MATERIAL TO PROCESS
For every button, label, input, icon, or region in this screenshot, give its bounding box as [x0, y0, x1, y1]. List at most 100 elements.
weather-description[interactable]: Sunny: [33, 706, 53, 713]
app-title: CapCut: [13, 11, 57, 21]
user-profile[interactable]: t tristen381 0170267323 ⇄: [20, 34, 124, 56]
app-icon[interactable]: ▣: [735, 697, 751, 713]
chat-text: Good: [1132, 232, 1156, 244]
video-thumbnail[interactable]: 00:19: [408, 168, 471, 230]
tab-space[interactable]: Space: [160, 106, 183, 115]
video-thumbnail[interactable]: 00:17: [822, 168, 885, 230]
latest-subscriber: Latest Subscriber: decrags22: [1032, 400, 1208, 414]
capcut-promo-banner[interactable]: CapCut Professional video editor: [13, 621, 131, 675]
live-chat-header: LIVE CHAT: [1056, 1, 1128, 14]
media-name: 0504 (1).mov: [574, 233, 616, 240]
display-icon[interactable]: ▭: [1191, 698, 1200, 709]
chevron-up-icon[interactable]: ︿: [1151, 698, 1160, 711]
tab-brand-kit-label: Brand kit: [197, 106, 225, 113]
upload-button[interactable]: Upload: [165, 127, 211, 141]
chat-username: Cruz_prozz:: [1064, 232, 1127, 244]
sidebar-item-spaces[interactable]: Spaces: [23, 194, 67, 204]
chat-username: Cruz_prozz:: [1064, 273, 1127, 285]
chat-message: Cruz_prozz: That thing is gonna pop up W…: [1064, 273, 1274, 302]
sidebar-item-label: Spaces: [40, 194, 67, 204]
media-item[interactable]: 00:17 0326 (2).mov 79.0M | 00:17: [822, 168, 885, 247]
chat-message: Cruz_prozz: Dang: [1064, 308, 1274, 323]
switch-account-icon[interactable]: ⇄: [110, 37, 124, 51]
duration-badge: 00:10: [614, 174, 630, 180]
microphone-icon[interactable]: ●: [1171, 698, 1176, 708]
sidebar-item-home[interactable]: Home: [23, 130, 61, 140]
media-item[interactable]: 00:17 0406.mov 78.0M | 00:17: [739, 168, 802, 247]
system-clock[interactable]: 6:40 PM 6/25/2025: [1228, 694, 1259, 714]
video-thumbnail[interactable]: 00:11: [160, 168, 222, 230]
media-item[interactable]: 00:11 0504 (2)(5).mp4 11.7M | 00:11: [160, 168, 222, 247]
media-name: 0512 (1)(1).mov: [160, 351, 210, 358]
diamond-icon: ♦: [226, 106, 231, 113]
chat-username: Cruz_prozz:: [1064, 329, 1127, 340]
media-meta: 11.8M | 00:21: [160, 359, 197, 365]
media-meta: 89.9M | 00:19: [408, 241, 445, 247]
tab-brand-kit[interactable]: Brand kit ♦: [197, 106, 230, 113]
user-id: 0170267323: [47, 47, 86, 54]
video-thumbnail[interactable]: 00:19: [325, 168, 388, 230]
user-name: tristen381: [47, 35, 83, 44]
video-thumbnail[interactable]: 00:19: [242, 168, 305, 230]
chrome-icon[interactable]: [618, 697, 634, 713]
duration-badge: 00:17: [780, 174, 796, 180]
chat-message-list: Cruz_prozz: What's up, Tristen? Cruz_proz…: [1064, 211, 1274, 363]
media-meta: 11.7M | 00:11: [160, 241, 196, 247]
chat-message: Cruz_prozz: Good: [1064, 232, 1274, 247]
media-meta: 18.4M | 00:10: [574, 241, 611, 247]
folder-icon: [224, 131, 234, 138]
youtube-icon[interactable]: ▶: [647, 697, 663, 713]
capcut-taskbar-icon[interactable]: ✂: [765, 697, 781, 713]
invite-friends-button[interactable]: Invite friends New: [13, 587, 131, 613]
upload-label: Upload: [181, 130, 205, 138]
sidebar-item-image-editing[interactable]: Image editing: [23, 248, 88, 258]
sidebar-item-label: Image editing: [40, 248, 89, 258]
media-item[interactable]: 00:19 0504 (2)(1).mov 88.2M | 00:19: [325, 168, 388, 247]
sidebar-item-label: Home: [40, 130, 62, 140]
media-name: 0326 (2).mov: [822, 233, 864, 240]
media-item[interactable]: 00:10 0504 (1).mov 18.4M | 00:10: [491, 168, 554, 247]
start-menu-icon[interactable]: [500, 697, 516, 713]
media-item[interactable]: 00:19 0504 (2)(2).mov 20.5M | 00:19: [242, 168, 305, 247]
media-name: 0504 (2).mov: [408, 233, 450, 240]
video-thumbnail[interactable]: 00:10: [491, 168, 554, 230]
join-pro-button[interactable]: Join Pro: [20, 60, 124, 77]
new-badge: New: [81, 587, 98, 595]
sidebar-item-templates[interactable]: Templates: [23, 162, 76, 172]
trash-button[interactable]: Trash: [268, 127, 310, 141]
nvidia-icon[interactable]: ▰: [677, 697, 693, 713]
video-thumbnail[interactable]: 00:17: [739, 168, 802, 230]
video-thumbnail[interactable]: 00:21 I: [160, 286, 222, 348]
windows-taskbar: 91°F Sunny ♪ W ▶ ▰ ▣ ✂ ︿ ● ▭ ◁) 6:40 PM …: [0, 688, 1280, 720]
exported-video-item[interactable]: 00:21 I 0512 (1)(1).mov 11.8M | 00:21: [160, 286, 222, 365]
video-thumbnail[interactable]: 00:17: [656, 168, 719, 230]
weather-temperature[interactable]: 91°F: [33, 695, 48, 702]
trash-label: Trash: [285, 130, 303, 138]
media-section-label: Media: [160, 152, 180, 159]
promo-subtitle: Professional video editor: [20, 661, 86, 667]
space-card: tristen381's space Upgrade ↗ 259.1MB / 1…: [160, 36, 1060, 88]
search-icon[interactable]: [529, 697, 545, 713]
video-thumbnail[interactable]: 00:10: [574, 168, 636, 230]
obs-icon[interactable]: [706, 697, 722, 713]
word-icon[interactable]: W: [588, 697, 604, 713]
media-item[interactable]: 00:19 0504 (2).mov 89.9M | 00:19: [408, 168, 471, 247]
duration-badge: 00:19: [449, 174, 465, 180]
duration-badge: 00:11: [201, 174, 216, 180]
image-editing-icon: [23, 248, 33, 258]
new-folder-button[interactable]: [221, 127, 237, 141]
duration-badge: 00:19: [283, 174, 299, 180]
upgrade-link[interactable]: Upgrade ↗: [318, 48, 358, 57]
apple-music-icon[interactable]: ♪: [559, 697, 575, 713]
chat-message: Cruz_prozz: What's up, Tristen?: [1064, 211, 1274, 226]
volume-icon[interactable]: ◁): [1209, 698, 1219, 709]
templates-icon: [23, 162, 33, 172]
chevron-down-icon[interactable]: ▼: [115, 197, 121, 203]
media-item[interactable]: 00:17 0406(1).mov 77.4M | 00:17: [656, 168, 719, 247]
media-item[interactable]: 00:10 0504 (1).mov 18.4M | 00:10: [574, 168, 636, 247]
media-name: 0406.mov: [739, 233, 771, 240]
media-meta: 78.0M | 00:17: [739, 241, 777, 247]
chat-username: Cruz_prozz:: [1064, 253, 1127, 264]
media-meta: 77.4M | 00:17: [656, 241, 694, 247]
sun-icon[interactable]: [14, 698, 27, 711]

WORK TO COMPLETE
Can you set out every line of the data above as a numbered list, skipping any blank lines?

COMPLETED TASK
1. For every button, label, input, icon, or region in this screenshot, give its bounding box as [x0, y0, x1, y1]. List at most 100 elements.
2. weather-description[interactable]: Sunny: [33, 706, 53, 713]
3. app-title: CapCut: [13, 11, 57, 21]
4. user-profile[interactable]: t tristen381 0170267323 ⇄: [20, 34, 124, 56]
5. app-icon[interactable]: ▣: [735, 697, 751, 713]
6. chat-text: Good: [1132, 232, 1156, 244]
7. video-thumbnail[interactable]: 00:19: [408, 168, 471, 230]
8. tab-space[interactable]: Space: [160, 106, 183, 115]
9. video-thumbnail[interactable]: 00:17: [822, 168, 885, 230]
10. latest-subscriber: Latest Subscriber: decrags22: [1032, 400, 1208, 414]
11. capcut-promo-banner[interactable]: CapCut Professional video editor: [13, 621, 131, 675]
12. live-chat-header: LIVE CHAT: [1056, 1, 1128, 14]
13. media-name: 0504 (1).mov: [574, 233, 616, 240]
14. display-icon[interactable]: ▭: [1191, 698, 1200, 709]
15. chevron-up-icon[interactable]: ︿: [1151, 698, 1160, 711]
16. tab-brand-kit-label: Brand kit: [197, 106, 225, 113]
17. upload-button[interactable]: Upload: [165, 127, 211, 141]
18. chat-username: Cruz_prozz:: [1064, 232, 1127, 244]
19. sidebar-item-spaces[interactable]: Spaces: [23, 194, 67, 204]
20. chat-username: Cruz_prozz:: [1064, 273, 1127, 285]
21. chat-message: Cruz_prozz: That thing is gonna pop up W…: [1064, 273, 1274, 302]
22. sidebar-item-label: Spaces: [40, 194, 67, 204]
23. media-item[interactable]: 00:17 0326 (2).mov 79.0M | 00:17: [822, 168, 885, 247]
24. chat-message: Cruz_prozz: Dang: [1064, 308, 1274, 323]
25. switch-account-icon[interactable]: ⇄: [110, 37, 124, 51]
26. duration-badge: 00:10: [614, 174, 630, 180]
27. microphone-icon[interactable]: ●: [1171, 698, 1176, 708]
28. sidebar-item-home[interactable]: Home: [23, 130, 61, 140]
29. media-item[interactable]: 00:17 0406.mov 78.0M | 00:17: [739, 168, 802, 247]
30. system-clock[interactable]: 6:40 PM 6/25/2025: [1228, 694, 1259, 714]
31. video-thumbnail[interactable]: 00:11: [160, 168, 222, 230]
32. media-item[interactable]: 00:11 0504 (2)(5).mp4 11.7M | 00:11: [160, 168, 222, 247]
33. media-name: 0512 (1)(1).mov: [160, 351, 210, 358]
34. diamond-icon: ♦: [226, 106, 231, 113]
35. chat-username: Cruz_prozz:: [1064, 329, 1127, 340]
36. media-meta: 11.8M | 00:21: [160, 359, 197, 365]
37. media-meta: 89.9M | 00:19: [408, 241, 445, 247]
38. tab-brand-kit[interactable]: Brand kit ♦: [197, 106, 230, 113]
39. user-id: 0170267323: [47, 47, 86, 54]
40. video-thumbnail[interactable]: 00:19: [325, 168, 388, 230]
41. user-name: tristen381: [47, 35, 83, 44]
42. video-thumbnail[interactable]: 00:19: [242, 168, 305, 230]
43. chrome-icon[interactable]: [618, 697, 634, 713]
44. duration-badge: 00:17: [780, 174, 796, 180]
45. chat-message-list: Cruz_prozz: What's up, Tristen? Cruz_proz…: [1064, 211, 1274, 363]
46. media-meta: 11.7M | 00:11: [160, 241, 196, 247]
47. chat-message: Cruz_prozz: Good: [1064, 232, 1274, 247]
48. media-meta: 18.4M | 00:10: [574, 241, 611, 247]
49. folder-icon: [224, 131, 234, 138]
50. youtube-icon[interactable]: ▶: [647, 697, 663, 713]
51. capcut-taskbar-icon[interactable]: ✂: [765, 697, 781, 713]
52. invite-friends-button[interactable]: Invite friends New: [13, 587, 131, 613]
53. upload-label: Upload: [181, 130, 205, 138]
54. sidebar-item-image-editing[interactable]: Image editing: [23, 248, 88, 258]
55. sidebar-item-label: Image editing: [40, 248, 89, 258]
56. media-item[interactable]: 00:19 0504 (2)(1).mov 88.2M | 00:19: [325, 168, 388, 247]
57. sidebar-item-label: Home: [40, 130, 62, 140]
58. media-name: 0326 (2).mov: [822, 233, 864, 240]
59. media-item[interactable]: 00:10 0504 (1).mov 18.4M | 00:10: [491, 168, 554, 247]
60. start-menu-icon[interactable]: [500, 697, 516, 713]
61. media-item[interactable]: 00:19 0504 (2)(2).mov 20.5M | 00:19: [242, 168, 305, 247]
62. media-name: 0504 (2).mov: [408, 233, 450, 240]
63. video-thumbnail[interactable]: 00:10: [491, 168, 554, 230]
64. join-pro-button[interactable]: Join Pro: [20, 60, 124, 77]
65. new-badge: New: [81, 587, 98, 595]
66. sidebar-item-templates[interactable]: Templates: [23, 162, 76, 172]
67. trash-button[interactable]: Trash: [268, 127, 310, 141]
68. nvidia-icon[interactable]: ▰: [677, 697, 693, 713]
69. video-thumbnail[interactable]: 00:17: [739, 168, 802, 230]
70. video-thumbnail[interactable]: 00:21 I: [160, 286, 222, 348]
71. windows-taskbar: 91°F Sunny ♪ W ▶ ▰ ▣ ✂ ︿ ● ▭ ◁) 6:40 PM …: [0, 688, 1280, 720]
72. exported-video-item[interactable]: 00:21 I 0512 (1)(1).mov 11.8M | 00:21: [160, 286, 222, 365]
73. video-thumbnail[interactable]: 00:17: [656, 168, 719, 230]
74. weather-temperature[interactable]: 91°F: [33, 695, 48, 702]
75. trash-label: Trash: [285, 130, 303, 138]
76. media-section-label: Media: [160, 152, 180, 159]
77. promo-subtitle: Professional video editor: [20, 661, 86, 667]
78. space-card: tristen381's space Upgrade ↗ 259.1MB / 1…: [160, 36, 1060, 88]
79. search-icon[interactable]: [529, 697, 545, 713]
80. video-thumbnail[interactable]: 00:10: [574, 168, 636, 230]
81. obs-icon[interactable]: [706, 697, 722, 713]
82. word-icon[interactable]: W: [588, 697, 604, 713]
83. media-item[interactable]: 00:19 0504 (2).mov 89.9M | 00:19: [408, 168, 471, 247]
84. duration-badge: 00:19: [449, 174, 465, 180]
85. duration-badge: 00:11: [201, 174, 216, 180]
86. image-editing-icon: [23, 248, 33, 258]
87. new-folder-button[interactable]: [221, 127, 237, 141]
88. duration-badge: 00:19: [283, 174, 299, 180]
89. upgrade-link[interactable]: Upgrade ↗: [318, 48, 358, 57]
90. apple-music-icon[interactable]: ♪: [559, 697, 575, 713]
91. chat-message: Cruz_prozz: What's up, Tristen?: [1064, 211, 1274, 226]
92. volume-icon[interactable]: ◁): [1209, 698, 1219, 709]
93. templates-icon: [23, 162, 33, 172]
94. chevron-down-icon[interactable]: ▼: [115, 197, 121, 203]
95. media-item[interactable]: 00:17 0406(1).mov 77.4M | 00:17: [656, 168, 719, 247]
96. media-item[interactable]: 00:10 0504 (1).mov 18.4M | 00:10: [574, 168, 636, 247]
97. media-name: 0406.mov: [739, 233, 771, 240]
98. media-meta: 78.0M | 00:17: [739, 241, 777, 247]
99. chat-username: Cruz_prozz:: [1064, 253, 1127, 264]
100. media-meta: 77.4M | 00:17: [656, 241, 694, 247]
101. sun-icon[interactable]: [14, 698, 27, 711]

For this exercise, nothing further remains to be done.